*作業内容 A:* 啓蒙動画の制作に関する本文から、次の一文を英語に訳してください。「ターゲットが明確であればあるほど、視聴者の関心や行動に寄り添った表現が可能になり、動画の訴求力も高まります。」
*作業内容 B:* 啓蒙動画の制作に関する本文を、最後の文の後から書き継いでください。

これから動画制作を検討する方はぜひ参考にしてください。
- ●目的とターゲットを明確に設定する
- ●ストーリーや映像で感情に訴えかける
- ●情報の信ぴょう性を重視する
- ●わかりやすい表現を心がける
- ●被害者の心情に配慮する
- ●多角的な視点を提示する
目的とターゲットを明確に設定する
啓蒙動画を効果的に制作するためには、まず「何のために、誰に向けて伝えるのか」という目的とターゲットを明確に設定することが重要です。
これが曖昧なままだと、伝えたいメッセージがぼやけてしまい、視聴者の心に届きにくくなります。
たとえば、「20代の若者に二酸化炭素排出量削減の重要性を伝える」といったように、対象と目的を具体的に定めることで、動画の内容やトーン、構成、使用するビジュアルや言葉選びまで、すべての方針が自然と定まっていきます。
ターゲットが明確であればあるほど、視聴者の関心や行動に寄り添った表現が可能になり、動画の訴求力も高まります。
ストーリーや映像で感情に訴えかける
啓蒙動画で重要な情報を伝えるためには、まず視聴者に最後まで見てもらうことが不可欠です。
そのためには、印象的な映像や音、そして心に残るストーリー展開によって、視聴者を動画の世界に引き込む工夫が求められます。
たとえば、交通事故の再現映像を用いることで、視聴者に強い印象を与え、交通ルールの重要性を深く理解してもらうことができます。
こうした感情に訴える演出は、単なる情報伝達を超えて、視聴者の意識や行動に働きかける力を持っています。

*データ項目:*
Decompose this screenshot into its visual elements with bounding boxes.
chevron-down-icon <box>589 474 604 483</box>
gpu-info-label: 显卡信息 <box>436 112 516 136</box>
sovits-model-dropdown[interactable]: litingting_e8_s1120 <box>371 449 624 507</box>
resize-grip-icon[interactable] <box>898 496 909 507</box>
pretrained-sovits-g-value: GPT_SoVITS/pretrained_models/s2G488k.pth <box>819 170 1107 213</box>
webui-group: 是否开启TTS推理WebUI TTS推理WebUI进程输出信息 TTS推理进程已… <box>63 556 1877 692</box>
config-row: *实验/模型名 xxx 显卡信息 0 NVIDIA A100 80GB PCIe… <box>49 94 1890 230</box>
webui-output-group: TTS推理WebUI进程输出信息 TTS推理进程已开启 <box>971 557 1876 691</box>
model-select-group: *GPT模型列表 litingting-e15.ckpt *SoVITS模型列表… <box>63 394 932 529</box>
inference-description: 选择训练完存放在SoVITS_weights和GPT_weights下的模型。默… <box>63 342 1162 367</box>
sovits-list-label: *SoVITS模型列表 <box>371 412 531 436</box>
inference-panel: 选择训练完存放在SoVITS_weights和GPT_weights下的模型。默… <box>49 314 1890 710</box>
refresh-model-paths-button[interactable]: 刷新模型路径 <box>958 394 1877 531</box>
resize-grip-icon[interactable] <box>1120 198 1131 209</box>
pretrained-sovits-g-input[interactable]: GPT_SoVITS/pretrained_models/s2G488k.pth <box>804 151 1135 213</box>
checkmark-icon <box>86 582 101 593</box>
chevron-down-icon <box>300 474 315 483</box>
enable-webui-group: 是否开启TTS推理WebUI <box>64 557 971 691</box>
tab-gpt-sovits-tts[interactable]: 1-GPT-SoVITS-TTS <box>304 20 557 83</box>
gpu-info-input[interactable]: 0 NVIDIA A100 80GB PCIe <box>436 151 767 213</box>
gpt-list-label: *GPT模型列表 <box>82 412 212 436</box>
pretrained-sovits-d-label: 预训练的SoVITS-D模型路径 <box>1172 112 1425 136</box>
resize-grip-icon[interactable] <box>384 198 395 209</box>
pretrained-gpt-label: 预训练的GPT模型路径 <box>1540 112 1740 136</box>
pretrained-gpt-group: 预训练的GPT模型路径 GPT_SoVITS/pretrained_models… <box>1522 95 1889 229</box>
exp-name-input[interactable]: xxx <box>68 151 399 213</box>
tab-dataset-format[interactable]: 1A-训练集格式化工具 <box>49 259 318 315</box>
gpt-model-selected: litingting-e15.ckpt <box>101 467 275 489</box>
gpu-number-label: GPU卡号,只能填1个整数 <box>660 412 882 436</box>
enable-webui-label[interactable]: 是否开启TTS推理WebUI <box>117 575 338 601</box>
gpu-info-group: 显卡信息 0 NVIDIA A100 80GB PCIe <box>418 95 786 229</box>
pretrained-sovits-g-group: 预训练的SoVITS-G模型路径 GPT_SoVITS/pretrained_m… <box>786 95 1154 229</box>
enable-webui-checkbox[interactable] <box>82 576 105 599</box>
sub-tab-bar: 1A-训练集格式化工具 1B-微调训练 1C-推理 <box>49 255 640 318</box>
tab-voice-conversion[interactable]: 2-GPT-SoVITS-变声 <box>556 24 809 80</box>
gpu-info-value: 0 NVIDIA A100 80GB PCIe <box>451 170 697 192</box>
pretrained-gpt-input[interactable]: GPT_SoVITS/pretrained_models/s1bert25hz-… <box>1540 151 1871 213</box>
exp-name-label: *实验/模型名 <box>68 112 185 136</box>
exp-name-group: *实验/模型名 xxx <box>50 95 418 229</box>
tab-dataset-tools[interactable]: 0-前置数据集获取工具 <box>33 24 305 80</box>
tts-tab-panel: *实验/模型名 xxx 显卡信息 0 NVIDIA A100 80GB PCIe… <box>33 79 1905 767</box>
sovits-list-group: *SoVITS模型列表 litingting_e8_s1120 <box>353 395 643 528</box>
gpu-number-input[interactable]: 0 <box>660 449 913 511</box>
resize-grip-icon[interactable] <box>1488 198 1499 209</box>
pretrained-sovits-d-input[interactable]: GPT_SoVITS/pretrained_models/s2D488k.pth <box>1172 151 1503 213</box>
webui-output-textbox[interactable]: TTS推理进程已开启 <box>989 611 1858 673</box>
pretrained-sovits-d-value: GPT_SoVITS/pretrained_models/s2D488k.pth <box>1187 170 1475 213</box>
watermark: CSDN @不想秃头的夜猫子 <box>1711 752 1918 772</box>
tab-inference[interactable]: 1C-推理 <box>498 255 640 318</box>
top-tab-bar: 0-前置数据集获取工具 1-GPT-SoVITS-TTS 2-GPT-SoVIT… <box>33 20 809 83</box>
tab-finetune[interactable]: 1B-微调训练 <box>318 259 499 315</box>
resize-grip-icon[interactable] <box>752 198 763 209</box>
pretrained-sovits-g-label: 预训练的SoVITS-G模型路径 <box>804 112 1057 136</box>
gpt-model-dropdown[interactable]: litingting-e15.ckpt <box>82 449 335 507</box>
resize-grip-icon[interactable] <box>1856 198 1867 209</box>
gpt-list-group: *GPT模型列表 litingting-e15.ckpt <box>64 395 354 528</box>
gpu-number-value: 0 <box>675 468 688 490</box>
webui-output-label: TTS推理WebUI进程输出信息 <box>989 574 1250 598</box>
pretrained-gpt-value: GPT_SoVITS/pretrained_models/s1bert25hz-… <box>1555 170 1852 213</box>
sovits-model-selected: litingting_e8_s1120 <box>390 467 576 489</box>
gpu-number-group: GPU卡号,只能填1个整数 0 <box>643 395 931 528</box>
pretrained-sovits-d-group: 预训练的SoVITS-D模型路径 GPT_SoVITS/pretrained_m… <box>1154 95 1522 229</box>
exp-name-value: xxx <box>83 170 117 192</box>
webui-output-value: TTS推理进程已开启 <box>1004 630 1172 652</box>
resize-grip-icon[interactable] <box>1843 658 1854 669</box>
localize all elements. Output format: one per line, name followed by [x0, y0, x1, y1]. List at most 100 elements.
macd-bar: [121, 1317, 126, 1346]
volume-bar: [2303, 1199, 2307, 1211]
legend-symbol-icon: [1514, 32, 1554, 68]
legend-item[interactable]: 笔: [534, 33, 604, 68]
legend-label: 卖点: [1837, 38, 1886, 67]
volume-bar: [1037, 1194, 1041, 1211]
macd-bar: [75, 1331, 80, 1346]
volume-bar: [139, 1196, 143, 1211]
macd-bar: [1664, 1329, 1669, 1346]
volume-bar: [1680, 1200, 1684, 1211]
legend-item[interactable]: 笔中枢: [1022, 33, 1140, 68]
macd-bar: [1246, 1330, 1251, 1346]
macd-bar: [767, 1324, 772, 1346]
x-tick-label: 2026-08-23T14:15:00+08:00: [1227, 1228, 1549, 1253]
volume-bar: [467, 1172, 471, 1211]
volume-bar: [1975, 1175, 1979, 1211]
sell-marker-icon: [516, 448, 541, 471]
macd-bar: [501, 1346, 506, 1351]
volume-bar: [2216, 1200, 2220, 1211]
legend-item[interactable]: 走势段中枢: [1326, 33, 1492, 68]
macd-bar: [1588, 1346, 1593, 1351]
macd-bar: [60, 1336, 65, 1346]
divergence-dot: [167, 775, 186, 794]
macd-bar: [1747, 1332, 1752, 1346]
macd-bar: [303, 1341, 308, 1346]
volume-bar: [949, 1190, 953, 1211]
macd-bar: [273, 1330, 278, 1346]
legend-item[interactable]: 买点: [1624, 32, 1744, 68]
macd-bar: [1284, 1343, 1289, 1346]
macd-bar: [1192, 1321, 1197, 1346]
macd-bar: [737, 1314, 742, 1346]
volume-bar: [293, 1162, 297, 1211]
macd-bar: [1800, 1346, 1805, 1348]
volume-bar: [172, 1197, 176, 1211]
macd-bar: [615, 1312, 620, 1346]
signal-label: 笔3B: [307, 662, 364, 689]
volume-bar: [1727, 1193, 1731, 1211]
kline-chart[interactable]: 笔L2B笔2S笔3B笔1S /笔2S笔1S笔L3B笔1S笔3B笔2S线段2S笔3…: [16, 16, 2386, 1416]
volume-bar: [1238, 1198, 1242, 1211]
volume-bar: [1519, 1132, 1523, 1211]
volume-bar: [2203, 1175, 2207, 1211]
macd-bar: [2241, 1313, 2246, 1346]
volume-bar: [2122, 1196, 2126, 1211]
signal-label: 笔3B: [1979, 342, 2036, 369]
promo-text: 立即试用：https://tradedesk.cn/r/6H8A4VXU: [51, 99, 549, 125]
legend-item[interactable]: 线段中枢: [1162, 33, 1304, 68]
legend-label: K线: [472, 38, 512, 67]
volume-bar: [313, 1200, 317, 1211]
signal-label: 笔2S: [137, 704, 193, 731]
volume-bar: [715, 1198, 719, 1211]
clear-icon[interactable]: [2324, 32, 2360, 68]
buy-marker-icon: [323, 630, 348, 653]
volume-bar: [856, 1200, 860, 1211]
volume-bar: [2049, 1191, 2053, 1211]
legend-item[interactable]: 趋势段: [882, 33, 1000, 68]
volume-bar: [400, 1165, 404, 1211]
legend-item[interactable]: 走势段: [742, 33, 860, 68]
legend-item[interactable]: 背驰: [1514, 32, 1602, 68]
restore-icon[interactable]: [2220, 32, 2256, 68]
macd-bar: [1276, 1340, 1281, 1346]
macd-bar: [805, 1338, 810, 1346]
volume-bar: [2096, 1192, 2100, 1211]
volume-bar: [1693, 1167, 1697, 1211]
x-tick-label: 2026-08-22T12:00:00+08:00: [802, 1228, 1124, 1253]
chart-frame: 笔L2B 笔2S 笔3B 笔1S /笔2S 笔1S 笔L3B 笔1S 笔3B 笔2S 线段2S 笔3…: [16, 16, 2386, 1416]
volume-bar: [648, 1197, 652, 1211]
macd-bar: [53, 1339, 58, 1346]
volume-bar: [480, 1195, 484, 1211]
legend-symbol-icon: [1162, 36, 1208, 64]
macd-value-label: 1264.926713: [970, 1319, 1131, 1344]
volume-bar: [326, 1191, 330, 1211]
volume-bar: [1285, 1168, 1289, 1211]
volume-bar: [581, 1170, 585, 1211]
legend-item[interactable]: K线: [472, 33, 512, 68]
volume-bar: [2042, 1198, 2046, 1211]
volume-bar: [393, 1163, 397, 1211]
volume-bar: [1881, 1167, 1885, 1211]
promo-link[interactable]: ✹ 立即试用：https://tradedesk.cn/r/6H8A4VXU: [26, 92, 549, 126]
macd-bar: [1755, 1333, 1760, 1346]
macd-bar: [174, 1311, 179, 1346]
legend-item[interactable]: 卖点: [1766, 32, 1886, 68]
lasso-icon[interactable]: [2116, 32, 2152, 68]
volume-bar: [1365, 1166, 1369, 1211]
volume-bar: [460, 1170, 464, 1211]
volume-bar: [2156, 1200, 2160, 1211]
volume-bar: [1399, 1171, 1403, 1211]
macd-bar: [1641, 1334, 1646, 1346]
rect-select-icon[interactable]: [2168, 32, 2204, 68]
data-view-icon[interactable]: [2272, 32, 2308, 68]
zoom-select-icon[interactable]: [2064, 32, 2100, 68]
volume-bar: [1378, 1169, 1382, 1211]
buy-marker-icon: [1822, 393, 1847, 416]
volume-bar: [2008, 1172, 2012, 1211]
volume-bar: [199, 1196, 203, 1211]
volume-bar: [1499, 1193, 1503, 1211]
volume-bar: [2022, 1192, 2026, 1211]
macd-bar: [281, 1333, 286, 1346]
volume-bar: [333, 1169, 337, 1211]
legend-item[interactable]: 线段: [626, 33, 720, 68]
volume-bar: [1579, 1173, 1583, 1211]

*解答 A:* The more clearly the target audience is defined, the more it becomes possible to use expression attuned to viewers' interests and behavior, and the more persuasive the video becomes.

*解答 B:*
また、登場人物の体験談や日常の中の気づきを描いたストーリーは、共感を生みやすく、視聴者が自分自身の生活に照らして考えるきっかけにもなります。
情報の信ぴょう性を重視する
啓蒙動画は、視聴者に正しい知識や意識を届けることが目的であるため、発信する情報の信ぴょう性が非常に重要です。
信頼性のある情報を用いることで、動画そのものの説得力が高まり、視聴者からの信頼も得やすくなります。
たとえば、政府機関やWHOなどの公的データや専門家のコメントに加え、実際にそのテーマに関わった人の体験談やインタビューを盛り込むことで、情報の裏付けが明確になり、視聴者の共感を呼びながら内容に深みを加えることができます。
このように、正確で信頼できる情報を丁寧に伝えることが、啓蒙動画の質を大きく左右するのです。
わかりやすい表現を心がける
啓蒙動画は、専門的で複雑な情報を一般の人々にわかりやすく伝えることを目的としているため、専門用語や難解な表現はできるだけ避け、かみ砕いた言葉で説明することが大切です。
視聴者の知識レベルを意識しながら、誰にでも伝わる表現を心がけることで、理解度が大きく変わってきます。
また、提示する情報は、内容を詰め込みすぎず、要点を整理して構成することが重要です。
図やイラスト、アニメーションなどを活用して視覚的に補足することで、情報がよりスムーズに伝わり、視聴者が自ら行動を起こすきっかけにもなります。
わかりやすさは、啓蒙動画の効果を左右する大きな要素です。伝える側の工夫次第で、難しいテーマも身近で理解しやすいものへと変わっていきます。
被害者の心情に配慮する
啓蒙動画では、いじめなど、センシティブなテーマを取り上げることも少なくありません。
こうした内容を扱う際には、被害者の心情に十分な配慮をすることが非常に重要です。
動画を視聴した際に、過去の体験を思い出して苦しむ可能性があることを念頭に置き、表現方法には慎重さが求められます。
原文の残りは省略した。